Challenge: In the records below, find each line with the word "name" and copy it.

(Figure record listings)
** Start **

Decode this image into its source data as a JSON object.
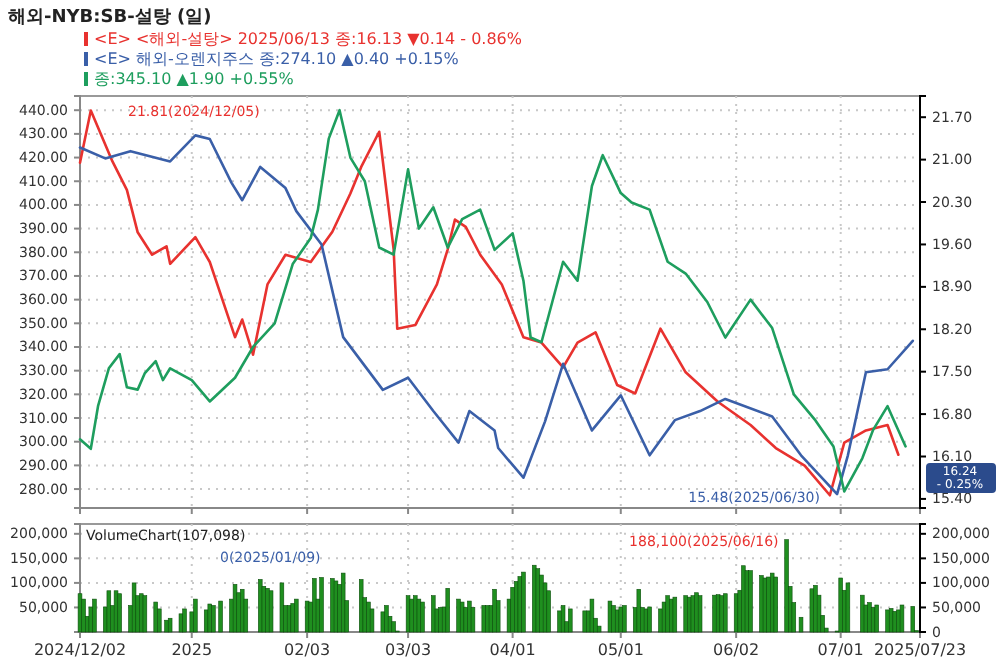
{
  "chart_data": [
    {
      "type": "line",
      "title": "해외-NYB:SB-설탕 (일)",
      "legend": "top left",
      "grid": true,
      "tick_labels": "y",
      "xlim": [
        "2024-12-02",
        "2025-07-23"
      ],
      "xticks": [
        {
          "value": "2024-12-02",
          "label": null
        },
        {
          "value": "2025-01-02",
          "label": null
        },
        {
          "value": "2025-02-03",
          "label": null
        },
        {
          "value": "2025-03-03",
          "label": null
        },
        {
          "value": "2025-04-01",
          "label": null
        },
        {
          "value": "2025-05-01",
          "label": null
        },
        {
          "value": "2025-06-02",
          "label": null
        },
        {
          "value": "2025-07-01",
          "label": null
        }
      ],
      "ylim": [
        272,
        446
      ],
      "yticks": [
        {
          "value": 280,
          "label": "280.00"
        },
        {
          "value": 290,
          "label": "290.00"
        },
        {
          "value": 300,
          "label": "300.00"
        },
        {
          "value": 310,
          "label": "310.00"
        },
        {
          "value": 320,
          "label": "320.00"
        },
        {
          "value": 330,
          "label": "330.00"
        },
        {
          "value": 340,
          "label": "340.00"
        },
        {
          "value": 350,
          "label": "350.00"
        },
        {
          "value": 360,
          "label": "360.00"
        },
        {
          "value": 370,
          "label": "370.00"
        },
        {
          "value": 380,
          "label": "380.00"
        },
        {
          "value": 390,
          "label": "390.00"
        },
        {
          "value": 400,
          "label": "400.00"
        },
        {
          "value": 410,
          "label": "410.00"
        },
        {
          "value": 420,
          "label": "420.00"
        },
        {
          "value": 430,
          "label": "430.00"
        },
        {
          "value": 440,
          "label": "440.00"
        }
      ],
      "y2lim": [
        15.25,
        22.05
      ],
      "y2ticks": [
        {
          "value": 15.4,
          "label": "15.40"
        },
        {
          "value": 16.1,
          "label": "16.10"
        },
        {
          "value": 16.8,
          "label": "16.80"
        },
        {
          "value": 17.5,
          "label": "17.50"
        },
        {
          "value": 18.2,
          "label": "18.20"
        },
        {
          "value": 18.9,
          "label": "18.90"
        },
        {
          "value": 19.6,
          "label": "19.60"
        },
        {
          "value": 20.3,
          "label": "20.30"
        },
        {
          "value": 21.0,
          "label": "21.00"
        },
        {
          "value": 21.7,
          "label": "21.70"
        }
      ],
      "series": [
        {
          "name": "<E> <해외-설탕> 2025/06/13 종:16.13 ▼0.14 - 0.86%",
          "color": "#e8322f",
          "axis": "y2",
          "x": [
            "2024-12-02",
            "2024-12-05",
            "2024-12-11",
            "2024-12-15",
            "2024-12-18",
            "2024-12-22",
            "2024-12-26",
            "2024-12-27",
            "2025-01-03",
            "2025-01-07",
            "2025-01-14",
            "2025-01-16",
            "2025-01-19",
            "2025-01-23",
            "2025-01-28",
            "2025-02-04",
            "2025-02-10",
            "2025-02-15",
            "2025-02-18",
            "2025-02-23",
            "2025-02-27",
            "2025-02-28",
            "2025-03-05",
            "2025-03-11",
            "2025-03-14",
            "2025-03-16",
            "2025-03-19",
            "2025-03-23",
            "2025-03-29",
            "2025-04-04",
            "2025-04-09",
            "2025-04-15",
            "2025-04-19",
            "2025-04-24",
            "2025-04-30",
            "2025-05-05",
            "2025-05-12",
            "2025-05-19",
            "2025-05-28",
            "2025-06-06",
            "2025-06-13",
            "2025-06-21",
            "2025-06-28",
            "2025-07-02",
            "2025-07-08",
            "2025-07-14",
            "2025-07-17"
          ],
          "values": [
            20.95,
            21.81,
            20.97,
            20.5,
            19.8,
            19.43,
            19.57,
            19.28,
            19.72,
            19.31,
            18.07,
            18.36,
            17.78,
            18.94,
            19.43,
            19.31,
            19.81,
            20.44,
            20.88,
            21.46,
            19.52,
            18.21,
            18.27,
            18.94,
            19.52,
            20.01,
            19.89,
            19.43,
            18.94,
            18.07,
            17.98,
            17.57,
            17.98,
            18.15,
            17.28,
            17.14,
            18.21,
            17.49,
            17.0,
            16.62,
            16.24,
            15.95,
            15.46,
            16.33,
            16.53,
            16.62,
            16.13
          ]
        },
        {
          "name": "<E> 해외-오렌지주스 종:274.10 ▲0.40 +0.15%",
          "color": "#3a5fa8",
          "axis": "y2",
          "x": [
            "2024-12-02",
            "2024-12-09",
            "2024-12-16",
            "2024-12-27",
            "2025-01-03",
            "2025-01-07",
            "2025-01-13",
            "2025-01-16",
            "2025-01-21",
            "2025-01-28",
            "2025-01-31",
            "2025-02-07",
            "2025-02-13",
            "2025-02-24",
            "2025-03-03",
            "2025-03-10",
            "2025-03-17",
            "2025-03-20",
            "2025-03-27",
            "2025-03-28",
            "2025-04-04",
            "2025-04-10",
            "2025-04-15",
            "2025-04-23",
            "2025-05-01",
            "2025-05-09",
            "2025-05-16",
            "2025-05-23",
            "2025-05-30",
            "2025-06-12",
            "2025-06-20",
            "2025-06-30",
            "2025-07-03",
            "2025-07-08",
            "2025-07-14",
            "2025-07-21"
          ],
          "values": [
            21.2,
            21.02,
            21.14,
            20.97,
            21.4,
            21.34,
            20.62,
            20.33,
            20.88,
            20.53,
            20.15,
            19.6,
            18.07,
            17.2,
            17.4,
            16.85,
            16.33,
            16.85,
            16.53,
            16.24,
            15.75,
            16.68,
            17.63,
            16.53,
            17.11,
            16.12,
            16.7,
            16.85,
            17.05,
            16.76,
            16.12,
            15.48,
            16.12,
            17.49,
            17.54,
            18.01
          ]
        },
        {
          "name": "종:345.10 ▲1.90 +0.55%",
          "color": "#1e9e5e",
          "axis": "y",
          "x": [
            "2024-12-02",
            "2024-12-05",
            "2024-12-07",
            "2024-12-10",
            "2024-12-13",
            "2024-12-15",
            "2024-12-18",
            "2024-12-20",
            "2024-12-23",
            "2024-12-25",
            "2024-12-27",
            "2025-01-02",
            "2025-01-07",
            "2025-01-14",
            "2025-01-19",
            "2025-01-25",
            "2025-01-30",
            "2025-02-04",
            "2025-02-06",
            "2025-02-09",
            "2025-02-12",
            "2025-02-15",
            "2025-02-19",
            "2025-02-23",
            "2025-02-27",
            "2025-03-03",
            "2025-03-06",
            "2025-03-10",
            "2025-03-14",
            "2025-03-18",
            "2025-03-23",
            "2025-03-27",
            "2025-04-01",
            "2025-04-04",
            "2025-04-06",
            "2025-04-09",
            "2025-04-12",
            "2025-04-15",
            "2025-04-19",
            "2025-04-23",
            "2025-04-26",
            "2025-05-01",
            "2025-05-04",
            "2025-05-09",
            "2025-05-14",
            "2025-05-19",
            "2025-05-25",
            "2025-05-30",
            "2025-06-06",
            "2025-06-12",
            "2025-06-18",
            "2025-06-24",
            "2025-06-29",
            "2025-07-02",
            "2025-07-07",
            "2025-07-10",
            "2025-07-14",
            "2025-07-19"
          ],
          "values": [
            301,
            297,
            315,
            331,
            337,
            323,
            322,
            329,
            334,
            326,
            331,
            326,
            317,
            327,
            340,
            350,
            375,
            386,
            398,
            428,
            440,
            420,
            410,
            382,
            379,
            415,
            390,
            399,
            382,
            394,
            398,
            381,
            388,
            368,
            344,
            342,
            359,
            376,
            368,
            408,
            421,
            405,
            401,
            398,
            376,
            371,
            359,
            344,
            360,
            348,
            320,
            309,
            298,
            279,
            293,
            305,
            315,
            298
          ]
        }
      ],
      "annotations": [
        "21.81(2024/12/05)",
        "15.48(2025/06/30)",
        "16.24 - 0.25%"
      ]
    },
    {
      "type": "bar",
      "grid": true,
      "color": "#1f8f1f",
      "xlim": [
        "2024-12-02",
        "2025-07-23"
      ],
      "xticks": [
        {
          "value": "2024-12-02",
          "label": "2024/12/02"
        },
        {
          "value": "2025-01-02",
          "label": "2025"
        },
        {
          "value": "2025-02-03",
          "label": "02/03"
        },
        {
          "value": "2025-03-03",
          "label": "03/03"
        },
        {
          "value": "2025-04-01",
          "label": "04/01"
        },
        {
          "value": "2025-05-01",
          "label": "05/01"
        },
        {
          "value": "2025-06-02",
          "label": "06/02"
        },
        {
          "value": "2025-07-01",
          "label": "07/01"
        },
        {
          "value": "2025-07-23",
          "label": "2025/07/23"
        }
      ],
      "ylim": [
        0,
        220000
      ],
      "yticks": [
        {
          "value": 50000,
          "label": "50,000"
        },
        {
          "value": 100000,
          "label": "100,000"
        },
        {
          "value": 150000,
          "label": "150,000"
        },
        {
          "value": 200000,
          "label": "200,000"
        }
      ],
      "y2lim": [
        0,
        220000
      ],
      "y2ticks": [
        {
          "value": 0,
          "label": "0"
        },
        {
          "value": 50000,
          "label": "50,000"
        },
        {
          "value": 100000,
          "label": "100,000"
        },
        {
          "value": 150000,
          "label": "150,000"
        },
        {
          "value": 200000,
          "label": "200,000"
        }
      ],
      "x": [
        "2024-12-02",
        "2024-12-03",
        "2024-12-04",
        "2024-12-05",
        "2024-12-06",
        "2024-12-09",
        "2024-12-10",
        "2024-12-11",
        "2024-12-12",
        "2024-12-13",
        "2024-12-16",
        "2024-12-17",
        "2024-12-18",
        "2024-12-19",
        "2024-12-20",
        "2024-12-23",
        "2024-12-24",
        "2024-12-26",
        "2024-12-27",
        "2024-12-30",
        "2024-12-31",
        "2025-01-02",
        "2025-01-03",
        "2025-01-06",
        "2025-01-07",
        "2025-01-08",
        "2025-01-09",
        "2025-01-10",
        "2025-01-13",
        "2025-01-14",
        "2025-01-15",
        "2025-01-16",
        "2025-01-17",
        "2025-01-21",
        "2025-01-22",
        "2025-01-23",
        "2025-01-24",
        "2025-01-27",
        "2025-01-28",
        "2025-01-29",
        "2025-01-30",
        "2025-01-31",
        "2025-02-03",
        "2025-02-04",
        "2025-02-05",
        "2025-02-06",
        "2025-02-07",
        "2025-02-10",
        "2025-02-11",
        "2025-02-12",
        "2025-02-13",
        "2025-02-14",
        "2025-02-18",
        "2025-02-19",
        "2025-02-20",
        "2025-02-21",
        "2025-02-24",
        "2025-02-25",
        "2025-02-26",
        "2025-02-27",
        "2025-02-28",
        "2025-03-03",
        "2025-03-04",
        "2025-03-05",
        "2025-03-06",
        "2025-03-07",
        "2025-03-10",
        "2025-03-11",
        "2025-03-12",
        "2025-03-13",
        "2025-03-14",
        "2025-03-17",
        "2025-03-18",
        "2025-03-19",
        "2025-03-20",
        "2025-03-21",
        "2025-03-24",
        "2025-03-25",
        "2025-03-26",
        "2025-03-27",
        "2025-03-28",
        "2025-03-31",
        "2025-04-01",
        "2025-04-02",
        "2025-04-03",
        "2025-04-04",
        "2025-04-07",
        "2025-04-08",
        "2025-04-09",
        "2025-04-10",
        "2025-04-11",
        "2025-04-14",
        "2025-04-15",
        "2025-04-16",
        "2025-04-17",
        "2025-04-21",
        "2025-04-22",
        "2025-04-23",
        "2025-04-24",
        "2025-04-25",
        "2025-04-28",
        "2025-04-29",
        "2025-04-30",
        "2025-05-01",
        "2025-05-02",
        "2025-05-05",
        "2025-05-06",
        "2025-05-07",
        "2025-05-08",
        "2025-05-09",
        "2025-05-12",
        "2025-05-13",
        "2025-05-14",
        "2025-05-15",
        "2025-05-16",
        "2025-05-19",
        "2025-05-20",
        "2025-05-21",
        "2025-05-22",
        "2025-05-23",
        "2025-05-27",
        "2025-05-28",
        "2025-05-29",
        "2025-05-30",
        "2025-06-02",
        "2025-06-03",
        "2025-06-04",
        "2025-06-05",
        "2025-06-06",
        "2025-06-09",
        "2025-06-10",
        "2025-06-11",
        "2025-06-12",
        "2025-06-13",
        "2025-06-16",
        "2025-06-17",
        "2025-06-18",
        "2025-06-20",
        "2025-06-23",
        "2025-06-24",
        "2025-06-25",
        "2025-06-26",
        "2025-06-27",
        "2025-06-30",
        "2025-07-01",
        "2025-07-02",
        "2025-07-03",
        "2025-07-07",
        "2025-07-08",
        "2025-07-09",
        "2025-07-10",
        "2025-07-11",
        "2025-07-14",
        "2025-07-15",
        "2025-07-16",
        "2025-07-17",
        "2025-07-18",
        "2025-07-21",
        "2025-07-22"
      ],
      "values": [
        78000,
        67000,
        32000,
        51000,
        67000,
        51000,
        84000,
        54000,
        84000,
        78000,
        54000,
        100000,
        74000,
        78000,
        74000,
        61000,
        47000,
        24000,
        28000,
        37000,
        47000,
        41000,
        67000,
        45000,
        57000,
        54000,
        0,
        63000,
        67000,
        97000,
        80000,
        87000,
        67000,
        107000,
        93000,
        89000,
        84000,
        100000,
        54000,
        54000,
        58000,
        67000,
        63000,
        61000,
        109000,
        67000,
        111000,
        109000,
        104000,
        97000,
        120000,
        64000,
        107000,
        70000,
        61000,
        47000,
        41000,
        54000,
        32000,
        21000,
        2000,
        74000,
        67000,
        74000,
        67000,
        61000,
        74000,
        47000,
        50000,
        51000,
        89000,
        67000,
        61000,
        50000,
        63000,
        50000,
        54000,
        54000,
        54000,
        87000,
        64000,
        67000,
        91000,
        103000,
        113000,
        122000,
        136000,
        129000,
        116000,
        100000,
        84000,
        43000,
        54000,
        21000,
        47000,
        43000,
        43000,
        67000,
        28000,
        12000,
        63000,
        54000,
        45000,
        51000,
        54000,
        50000,
        87000,
        50000,
        47000,
        51000,
        47000,
        61000,
        74000,
        67000,
        71000,
        74000,
        71000,
        74000,
        80000,
        74000,
        75000,
        76000,
        74000,
        78000,
        78000,
        85000,
        135000,
        125000,
        125000,
        115000,
        110000,
        112000,
        120000,
        112000,
        188100,
        93000,
        60000,
        30000,
        88000,
        95000,
        75000,
        34000,
        8000,
        2000,
        110000,
        85000,
        100000,
        75000,
        55000,
        60000,
        50000,
        55000,
        45000,
        48000,
        42000,
        45000,
        55000,
        52000,
        3000
      ],
      "annotations": [
        "VolumeChart(107,098)",
        "0(2025/01/09)",
        {
          "text": "188,100(2025/06/16)",
          "x": "2025-06-16",
          "y": 188100
        }
      ]
    }
  ]
}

** End **

The reply:
          "name": "<E> <해외-설탕> 2025/06/13 종:16.13 ▼0.14 - 0.86%",
          "name": "<E> 해외-오렌지주스 종:274.10 ▲0.40 +0.15%",
          "name": "종:345.10 ▲1.90 +0.55%",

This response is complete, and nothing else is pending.